• What the task requires: Using the listing below, please gather every line containing the word "average".

• Given information:
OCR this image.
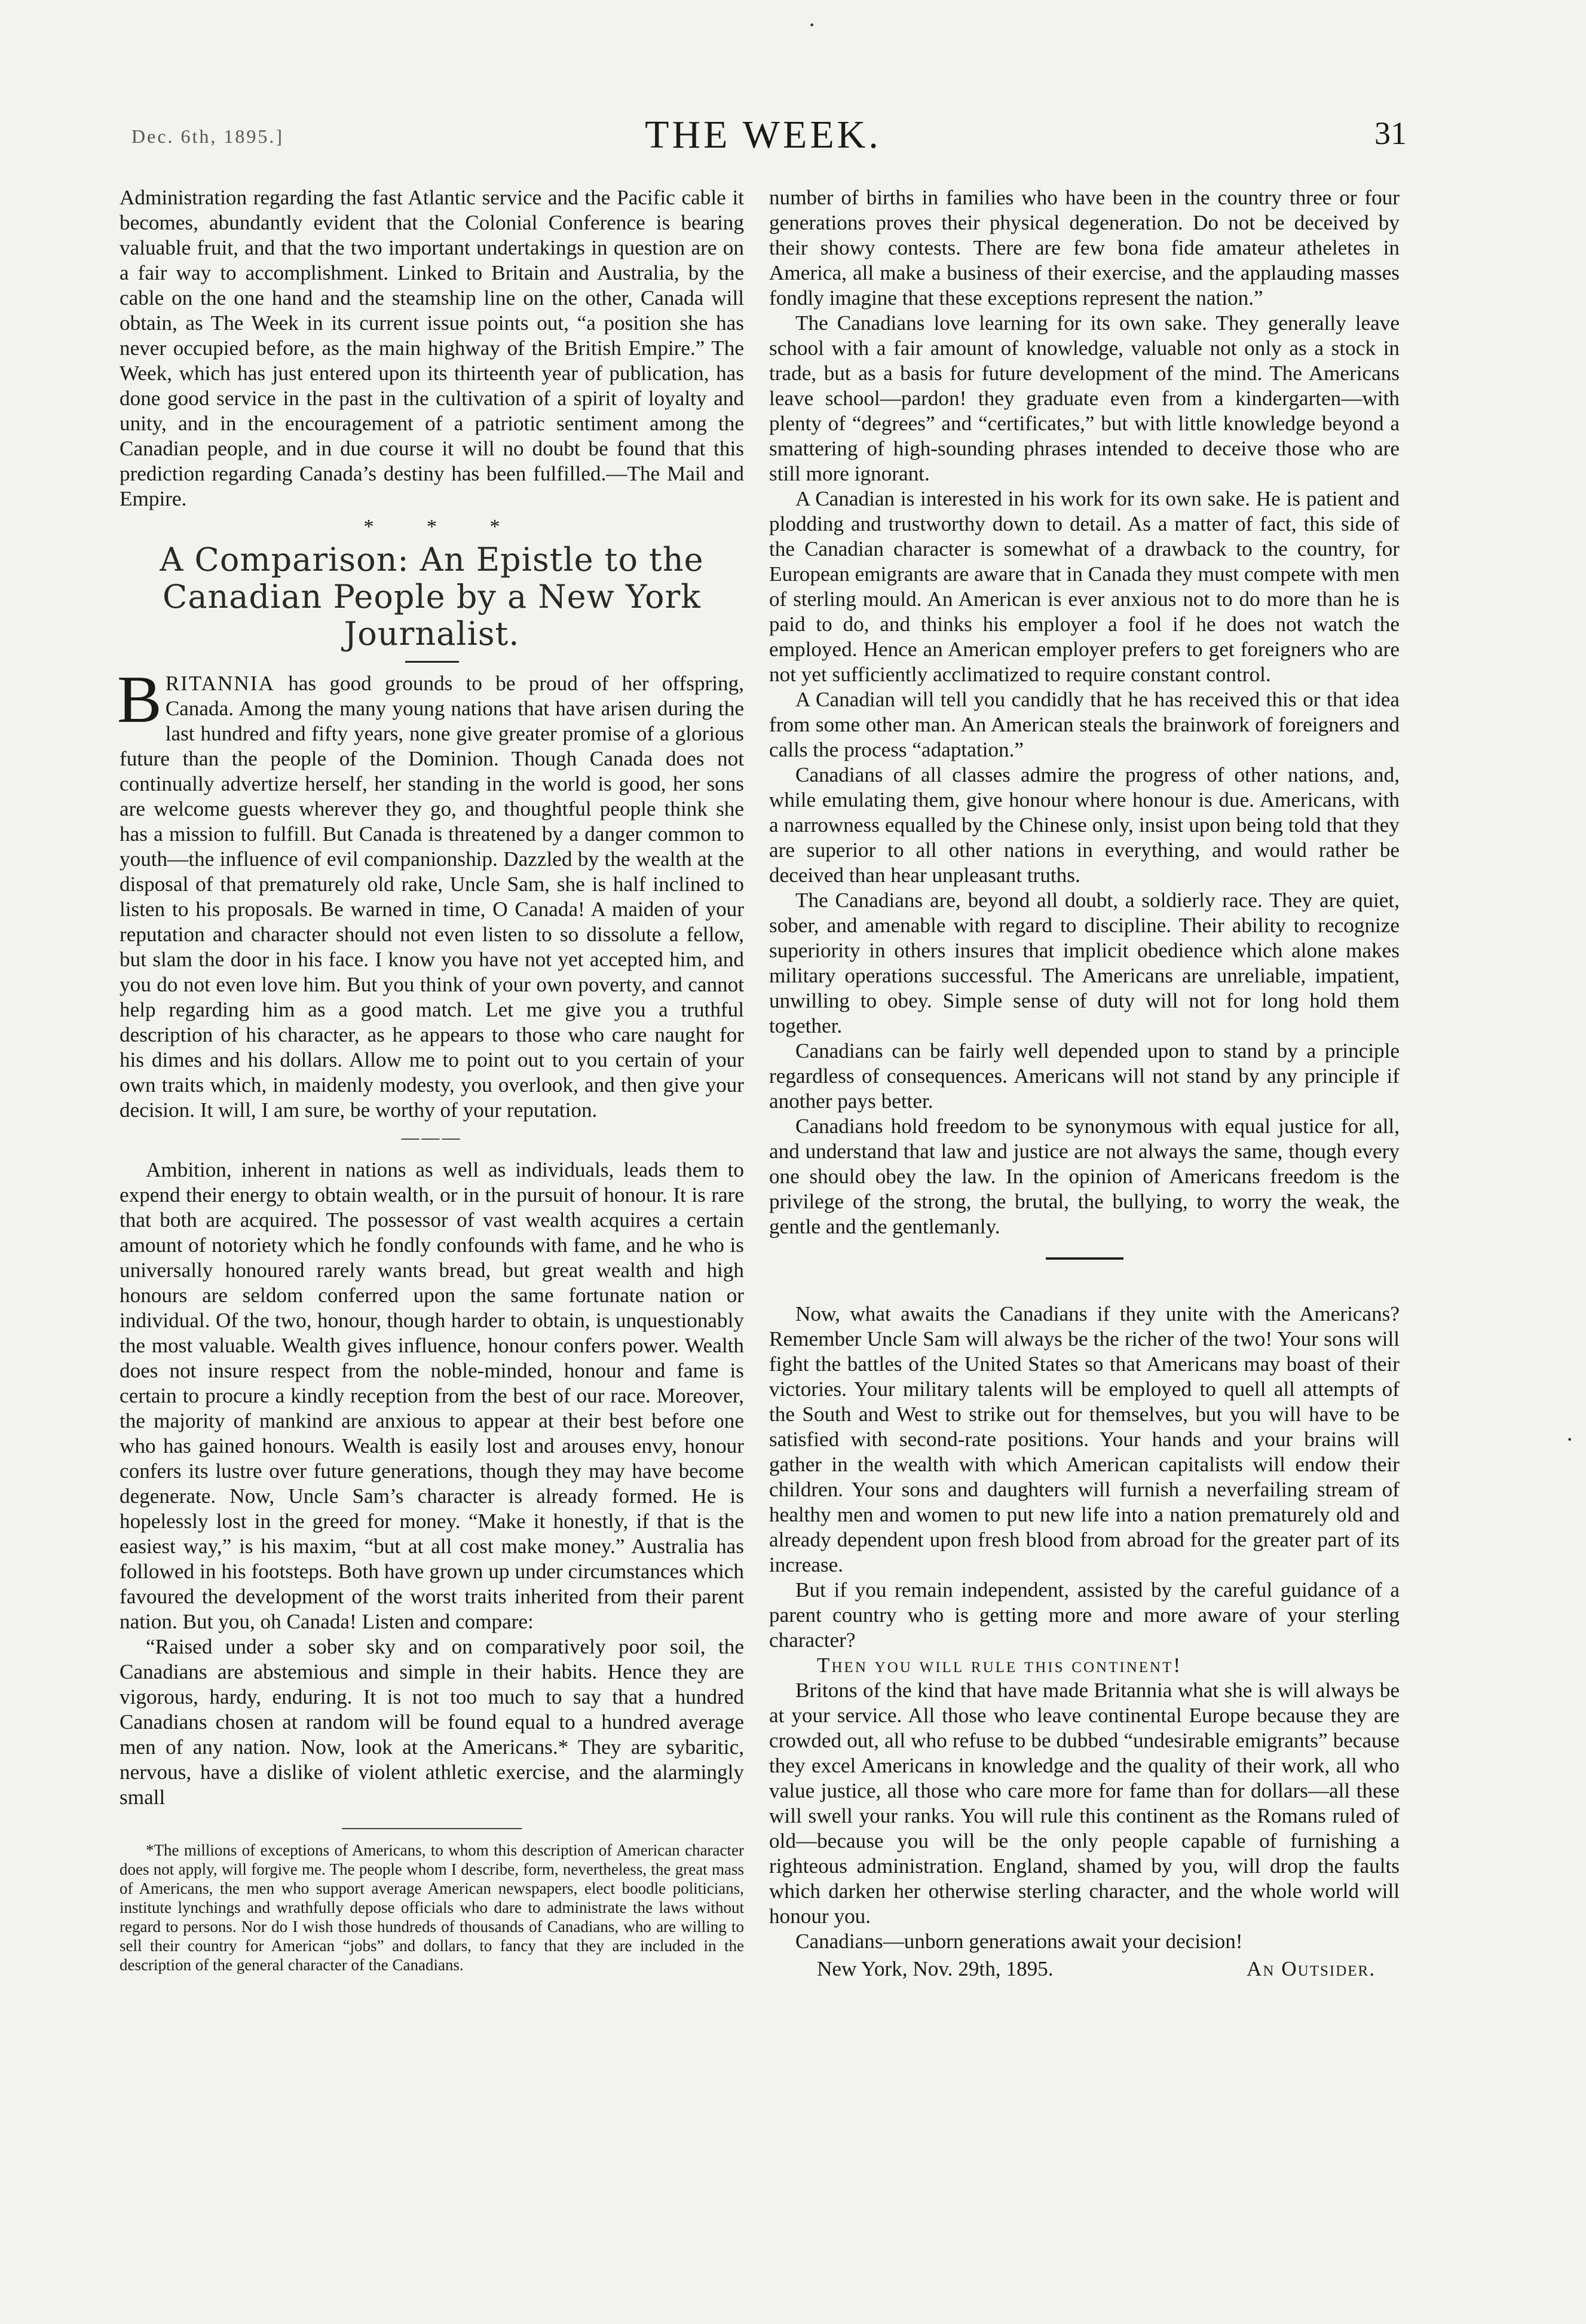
Dec. 6th, 1895.]	THE WEEK.	31

Administration regarding the fast Atlantic service and the Pacific cable it becomes, abundantly evident that the Colonial Conference is bearing valuable fruit, and that the two important undertakings in question are on a fair way to accomplishment. Linked to Britain and Australia, by the cable on the one hand and the steamship line on the other, Canada will obtain, as The Week in its current issue points out, “a position she has never occupied before, as the main highway of the British Empire.” The Week, which has just entered upon its thirteenth year of publication, has done good service in the past in the cultivation of a spirit of loyalty and unity, and in the encouragement of a patriotic sentiment among the Canadian people, and in due course it will no doubt be found that this prediction regarding Canada’s destiny has been fulfilled.—The Mail and Empire.

* * *
A Comparison: An Epistle to the Canadian People by a New York Journalist.

BRITANNIA has good grounds to be proud of her offspring, Canada. Among the many young nations that have arisen during the last hundred and fifty years, none give greater promise of a glorious future than the people of the Dominion. Though Canada does not continually advertize herself, her standing in the world is good, her sons are welcome guests wherever they go, and thoughtful people think she has a mission to fulfill. But Canada is threatened by a danger common to youth—the influence of evil companionship. Dazzled by the wealth at the disposal of that prematurely old rake, Uncle Sam, she is half inclined to listen to his proposals. Be warned in time, O Canada! A maiden of your reputation and character should not even listen to so dissolute a fellow, but slam the door in his face. I know you have not yet accepted him, and you do not even love him. But you think of your own poverty, and cannot help regarding him as a good match. Let me give you a truthful description of his character, as he appears to those who care naught for his dimes and his dollars. Allow me to point out to you certain of your own traits which, in maidenly modesty, you overlook, and then give your decision. It will, I am sure, be worthy of your reputation.

———

Ambition, inherent in nations as well as individuals, leads them to expend their energy to obtain wealth, or in the pursuit of honour. It is rare that both are acquired. The possessor of vast wealth acquires a certain amount of notoriety which he fondly confounds with fame, and he who is universally honoured rarely wants bread, but great wealth and high honours are seldom conferred upon the same fortunate nation or individual. Of the two, honour, though harder to obtain, is unquestionably the most valuable. Wealth gives influence, honour confers power. Wealth does not insure respect from the noble-minded, honour and fame is certain to procure a kindly reception from the best of our race. Moreover, the majority of mankind are anxious to appear at their best before one who has gained honours. Wealth is easily lost and arouses envy, honour confers its lustre over future generations, though they may have become degenerate. Now, Uncle Sam’s character is already formed. He is hopelessly lost in the greed for money. “Make it honestly, if that is the easiest way,” is his maxim, “but at all cost make money.” Australia has followed in his footsteps. Both have grown up under circumstances which favoured the development of the worst traits inherited from their parent nation. But you, oh Canada! Listen and compare:

“Raised under a sober sky and on comparatively poor soil, the Canadians are abstemious and simple in their habits. Hence they are vigorous, hardy, enduring. It is not too much to say that a hundred Canadians chosen at random will be found equal to a hundred average men of any nation. Now, look at the Americans.* They are sybaritic, nervous, have a dislike of violent athletic exercise, and the alarmingly small

*The millions of exceptions of Americans, to whom this description of American character does not apply, will forgive me. The people whom I describe, form, nevertheless, the great mass of Americans, the men who support average American newspapers, elect boodle politicians, institute lynchings and wrathfully depose officials who dare to administrate the laws without regard to persons. Nor do I wish those hundreds of thousands of Canadians, who are willing to sell their country for American “jobs” and dollars, to fancy that they are included in the description of the general character of the Canadians.

number of births in families who have been in the country three or four generations proves their physical degeneration. Do not be deceived by their showy contests. There are few bona fide amateur atheletes in America, all make a business of their exercise, and the applauding masses fondly imagine that these exceptions represent the nation.”

The Canadians love learning for its own sake. They generally leave school with a fair amount of knowledge, valuable not only as a stock in trade, but as a basis for future development of the mind. The Americans leave school—pardon! they graduate even from a kindergarten—with plenty of “degrees” and “certificates,” but with little knowledge beyond a smattering of high-sounding phrases intended to deceive those who are still more ignorant.

A Canadian is interested in his work for its own sake. He is patient and plodding and trustworthy down to detail. As a matter of fact, this side of the Canadian character is somewhat of a drawback to the country, for European emigrants are aware that in Canada they must compete with men of sterling mould. An American is ever anxious not to do more than he is paid to do, and thinks his employer a fool if he does not watch the employed. Hence an American employer prefers to get foreigners who are not yet sufficiently acclimatized to require constant control.

A Canadian will tell you candidly that he has received this or that idea from some other man. An American steals the brainwork of foreigners and calls the process “adaptation.”

Canadians of all classes admire the progress of other nations, and, while emulating them, give honour where honour is due. Americans, with a narrowness equalled by the Chinese only, insist upon being told that they are superior to all other nations in everything, and would rather be deceived than hear unpleasant truths.

The Canadians are, beyond all doubt, a soldierly race. They are quiet, sober, and amenable with regard to discipline. Their ability to recognize superiority in others insures that implicit obedience which alone makes military operations successful. The Americans are unreliable, impatient, unwilling to obey. Simple sense of duty will not for long hold them together.

Canadians can be fairly well depended upon to stand by a principle regardless of consequences. Americans will not stand by any principle if another pays better.

Canadians hold freedom to be synonymous with equal justice for all, and understand that law and justice are not always the same, though every one should obey the law. In the opinion of Americans freedom is the privilege of the strong, the brutal, the bullying, to worry the weak, the gentle and the gentlemanly.

Now, what awaits the Canadians if they unite with the Americans? Remember Uncle Sam will always be the richer of the two! Your sons will fight the battles of the United States so that Americans may boast of their victories. Your military talents will be employed to quell all attempts of the South and West to strike out for themselves, but you will have to be satisfied with second-rate positions. Your hands and your brains will gather in the wealth with which American capitalists will endow their children. Your sons and daughters will furnish a neverfailing stream of healthy men and women to put new life into a nation prematurely old and already dependent upon fresh blood from abroad for the greater part of its increase.

But if you remain independent, assisted by the careful guidance of a parent country who is getting more and more aware of your sterling character?

Then you will rule this continent!

Britons of the kind that have made Britannia what she is will always be at your service. All those who leave continental Europe because they are crowded out, all who refuse to be dubbed “undesirable emigrants” because they excel Americans in knowledge and the quality of their work, all who value justice, all those who care more for fame than for dollars—all these will swell your ranks. You will rule this continent as the Romans ruled of old—because you will be the only people capable of furnishing a righteous administration. England, shamed by you, will drop the faults which darken her otherwise sterling character, and the whole world will honour you.

Canadians—unborn generations await your decision!

New York, Nov. 29th, 1895.	An Outsider.
·
·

• Reply:
“Raised under a sober sky and on comparatively poor soil, the Canadians are abstemious and simple in their habits. Hence they are vigorous, hardy, enduring. It is not too much to say that a hundred Canadians chosen at random will be found equal to a hundred average men of any nation. Now, look at the Americans.* They are sybaritic, nervous, have a dislike of violent athletic exercise, and the alarmingly small
*The millions of exceptions of Americans, to whom this description of American character does not apply, will forgive me. The people whom I describe, form, nevertheless, the great mass of Americans, the men who support average American newspapers, elect boodle politicians, institute lynchings and wrathfully depose officials who dare to administrate the laws without regard to persons. Nor do I wish those hundreds of thousands of Canadians, who are willing to sell their country for American “jobs” and dollars, to fancy that they are included in the description of the general character of the Canadians.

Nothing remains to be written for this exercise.